## TASK BRIEF:
Each line of the listing that contains the word "OMPS" is to be copied.

## DATA PROVIDED:
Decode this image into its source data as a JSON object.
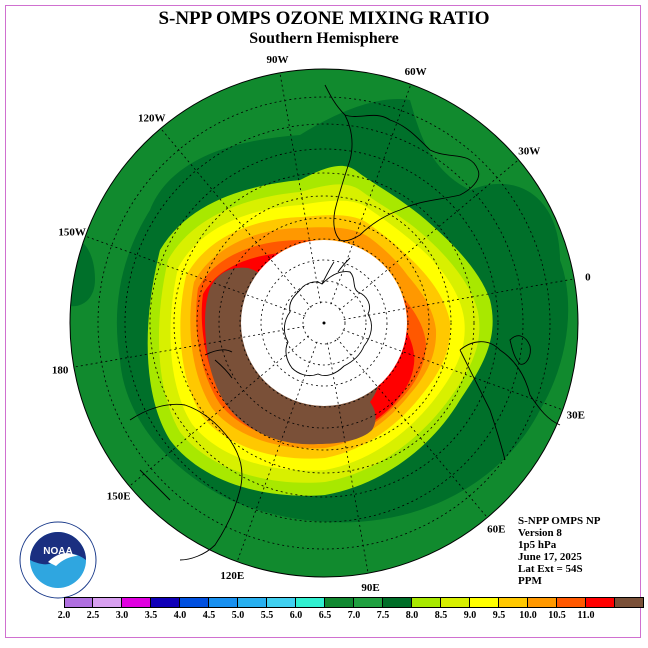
{
  "header": {
    "title": "S-NPP OMPS OZONE MIXING RATIO",
    "subtitle": "Southern Hemisphere"
  },
  "map": {
    "projection": "south polar stereographic",
    "longitude_labels": [
      "90W",
      "60W",
      "30W",
      "0",
      "30E",
      "60E",
      "90E",
      "120E",
      "150E",
      "180",
      "150W",
      "120W"
    ]
  },
  "info": {
    "line1": "S-NPP OMPS NP",
    "line2": "Version 8",
    "line3": "1p5 hPa",
    "line4": "June 17, 2025",
    "line5": "Lat Ext = 54S",
    "line6": "PPM"
  },
  "logo": {
    "text": "NOAA",
    "ring_text": "NATIONAL OCEANIC AND ATMOSPHERIC ADMINISTRATION · U.S. DEPARTMENT OF COMMERCE"
  },
  "colorbar": {
    "ticks": [
      "2.0",
      "2.5",
      "3.0",
      "3.5",
      "4.0",
      "4.5",
      "5.0",
      "5.5",
      "6.0",
      "6.5",
      "7.0",
      "7.5",
      "8.0",
      "8.5",
      "9.0",
      "9.5",
      "10.0",
      "10.5",
      "11.0"
    ],
    "colors": [
      "#b070e0",
      "#d8a0f0",
      "#e000e0",
      "#1000b8",
      "#0050e0",
      "#1890f0",
      "#28b0f0",
      "#40d0f0",
      "#30f0d0",
      "#108830",
      "#20a040",
      "#006e28",
      "#a8e800",
      "#d8f000",
      "#ffff00",
      "#ffc800",
      "#ff9800",
      "#ff5800",
      "#ff0000",
      "#7a5038"
    ]
  }
}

## EXERCISE RESPONSE:
    "title": "S-NPP OMPS OZONE MIXING RATIO",
    "line1": "S-NPP OMPS NP",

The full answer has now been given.